Spatial annotation entries
_ _ _ _ _
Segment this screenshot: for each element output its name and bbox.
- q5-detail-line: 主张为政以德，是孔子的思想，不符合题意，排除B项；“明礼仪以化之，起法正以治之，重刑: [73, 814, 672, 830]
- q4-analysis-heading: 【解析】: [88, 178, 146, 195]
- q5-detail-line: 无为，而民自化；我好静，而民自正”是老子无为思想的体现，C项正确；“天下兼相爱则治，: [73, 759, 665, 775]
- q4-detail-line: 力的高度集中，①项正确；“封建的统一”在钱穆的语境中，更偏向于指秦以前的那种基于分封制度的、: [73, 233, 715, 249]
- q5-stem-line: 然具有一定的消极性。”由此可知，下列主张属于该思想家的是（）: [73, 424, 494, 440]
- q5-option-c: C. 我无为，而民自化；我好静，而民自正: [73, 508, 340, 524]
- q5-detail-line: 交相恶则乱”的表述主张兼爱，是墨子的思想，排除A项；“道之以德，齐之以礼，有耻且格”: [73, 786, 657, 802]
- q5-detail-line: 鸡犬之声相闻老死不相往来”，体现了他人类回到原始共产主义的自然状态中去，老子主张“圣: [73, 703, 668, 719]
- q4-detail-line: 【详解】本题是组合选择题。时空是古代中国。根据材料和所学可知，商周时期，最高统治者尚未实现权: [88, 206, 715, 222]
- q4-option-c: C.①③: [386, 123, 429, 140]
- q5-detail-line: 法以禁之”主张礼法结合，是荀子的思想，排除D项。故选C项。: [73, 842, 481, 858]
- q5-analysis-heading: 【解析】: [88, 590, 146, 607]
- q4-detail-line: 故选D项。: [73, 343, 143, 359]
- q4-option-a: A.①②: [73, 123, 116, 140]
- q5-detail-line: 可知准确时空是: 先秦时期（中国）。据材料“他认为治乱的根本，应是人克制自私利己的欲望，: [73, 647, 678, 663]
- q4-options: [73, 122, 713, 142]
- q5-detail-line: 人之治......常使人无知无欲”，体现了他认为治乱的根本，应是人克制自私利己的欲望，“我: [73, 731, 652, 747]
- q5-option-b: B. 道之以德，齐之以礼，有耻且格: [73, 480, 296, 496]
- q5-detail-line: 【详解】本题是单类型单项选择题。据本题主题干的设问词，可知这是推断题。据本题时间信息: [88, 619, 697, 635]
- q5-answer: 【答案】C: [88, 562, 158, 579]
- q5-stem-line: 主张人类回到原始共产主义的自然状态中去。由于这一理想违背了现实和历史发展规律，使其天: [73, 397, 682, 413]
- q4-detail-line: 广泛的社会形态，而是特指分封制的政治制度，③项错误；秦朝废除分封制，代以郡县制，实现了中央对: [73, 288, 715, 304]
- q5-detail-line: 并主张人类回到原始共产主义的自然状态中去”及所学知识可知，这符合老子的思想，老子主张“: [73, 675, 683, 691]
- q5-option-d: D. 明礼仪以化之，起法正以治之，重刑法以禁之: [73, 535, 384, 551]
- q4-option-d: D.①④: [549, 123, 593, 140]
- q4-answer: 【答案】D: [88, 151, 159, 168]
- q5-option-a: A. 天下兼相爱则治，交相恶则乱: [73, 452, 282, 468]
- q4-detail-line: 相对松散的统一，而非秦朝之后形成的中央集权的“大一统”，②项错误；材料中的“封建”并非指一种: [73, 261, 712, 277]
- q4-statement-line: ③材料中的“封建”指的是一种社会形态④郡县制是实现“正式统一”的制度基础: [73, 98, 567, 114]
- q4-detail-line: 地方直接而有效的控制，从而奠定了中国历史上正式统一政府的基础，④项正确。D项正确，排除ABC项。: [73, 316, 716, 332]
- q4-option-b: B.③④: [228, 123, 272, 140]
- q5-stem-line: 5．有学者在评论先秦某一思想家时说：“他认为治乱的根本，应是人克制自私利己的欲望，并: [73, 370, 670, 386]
_ _ _ _ _
** GOAL **
Rewrite the entries above, changing "q5-detail-line" to "q5-explanation-line" wherever it occurs and leaving everything else the same.

** TASK SOLUTION **
Segment this screenshot: for each element output its name and bbox.
- q5-explanation-line: 主张为政以德，是孔子的思想，不符合题意，排除B项；“明礼仪以化之，起法正以治之，重刑: [73, 814, 672, 830]
- q4-analysis-heading: 【解析】: [88, 178, 146, 195]
- q5-explanation-line: 无为，而民自化；我好静，而民自正”是老子无为思想的体现，C项正确；“天下兼相爱则治，: [73, 759, 665, 775]
- q4-detail-line: 力的高度集中，①项正确；“封建的统一”在钱穆的语境中，更偏向于指秦以前的那种基于分封制度的、: [73, 233, 715, 249]
- q5-stem-line: 然具有一定的消极性。”由此可知，下列主张属于该思想家的是（）: [73, 424, 494, 440]
- q5-option-c: C. 我无为，而民自化；我好静，而民自正: [73, 508, 340, 524]
- q5-explanation-line: 交相恶则乱”的表述主张兼爱，是墨子的思想，排除A项；“道之以德，齐之以礼，有耻且格”: [73, 786, 657, 802]
- q5-explanation-line: 鸡犬之声相闻老死不相往来”，体现了他人类回到原始共产主义的自然状态中去，老子主张“圣: [73, 703, 668, 719]
- q4-detail-line: 【详解】本题是组合选择题。时空是古代中国。根据材料和所学可知，商周时期，最高统治者尚未实现权: [88, 206, 715, 222]
- q4-option-c: C.①③: [386, 123, 429, 140]
- q5-explanation-line: 法以禁之”主张礼法结合，是荀子的思想，排除D项。故选C项。: [73, 842, 481, 858]
- q5-analysis-heading: 【解析】: [88, 590, 146, 607]
- q4-detail-line: 故选D项。: [73, 343, 143, 359]
- q4-option-a: A.①②: [73, 123, 116, 140]
- q5-explanation-line: 可知准确时空是: 先秦时期（中国）。据材料“他认为治乱的根本，应是人克制自私利己的欲望，: [73, 647, 678, 663]
- q4-options: [73, 122, 713, 142]
- q5-explanation-line: 人之治......常使人无知无欲”，体现了他认为治乱的根本，应是人克制自私利己的欲望，“我: [73, 731, 652, 747]
- q5-option-b: B. 道之以德，齐之以礼，有耻且格: [73, 480, 296, 496]
- q5-explanation-line: 【详解】本题是单类型单项选择题。据本题主题干的设问词，可知这是推断题。据本题时间信息: [88, 619, 697, 635]
- q5-answer: 【答案】C: [88, 562, 158, 579]
- q5-stem-line: 主张人类回到原始共产主义的自然状态中去。由于这一理想违背了现实和历史发展规律，使其天: [73, 397, 682, 413]
- q4-detail-line: 广泛的社会形态，而是特指分封制的政治制度，③项错误；秦朝废除分封制，代以郡县制，实现了中央对: [73, 288, 715, 304]
- q5-explanation-line: 并主张人类回到原始共产主义的自然状态中去”及所学知识可知，这符合老子的思想，老子主张“: [73, 675, 683, 691]
- q5-option-d: D. 明礼仪以化之，起法正以治之，重刑法以禁之: [73, 535, 384, 551]
- q4-option-d: D.①④: [549, 123, 593, 140]
- q4-answer: 【答案】D: [88, 151, 159, 168]
- q5-option-a: A. 天下兼相爱则治，交相恶则乱: [73, 452, 282, 468]
- q4-detail-line: 相对松散的统一，而非秦朝之后形成的中央集权的“大一统”，②项错误；材料中的“封建”并非指一种: [73, 261, 712, 277]
- q4-statement-line: ③材料中的“封建”指的是一种社会形态④郡县制是实现“正式统一”的制度基础: [73, 98, 567, 114]
- q4-detail-line: 地方直接而有效的控制，从而奠定了中国历史上正式统一政府的基础，④项正确。D项正确，排除ABC项。: [73, 316, 716, 332]
- q4-option-b: B.③④: [228, 123, 272, 140]
- q5-stem-line: 5．有学者在评论先秦某一思想家时说：“他认为治乱的根本，应是人克制自私利己的欲望，并: [73, 370, 670, 386]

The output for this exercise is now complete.